### Required task
From the entries below, gather each line containing the word "this".

## Start

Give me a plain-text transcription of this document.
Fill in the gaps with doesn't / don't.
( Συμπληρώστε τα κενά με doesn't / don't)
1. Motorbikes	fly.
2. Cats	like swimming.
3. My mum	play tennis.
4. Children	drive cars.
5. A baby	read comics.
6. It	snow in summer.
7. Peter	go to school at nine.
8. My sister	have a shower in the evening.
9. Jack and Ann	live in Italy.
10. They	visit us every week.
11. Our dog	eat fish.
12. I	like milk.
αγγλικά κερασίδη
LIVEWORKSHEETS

## End
## Start

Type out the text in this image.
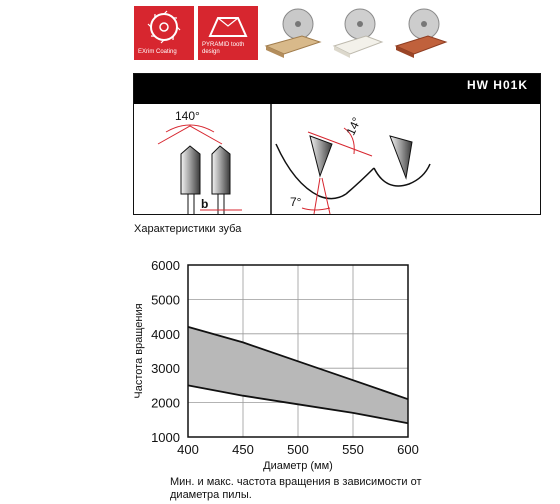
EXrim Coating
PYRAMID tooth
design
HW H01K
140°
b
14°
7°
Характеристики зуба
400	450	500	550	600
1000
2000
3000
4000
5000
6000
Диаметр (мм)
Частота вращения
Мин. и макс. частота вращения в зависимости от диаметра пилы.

## End

### Result of the task
Give me a plain-text transcription of this document.
Type out the text in this image.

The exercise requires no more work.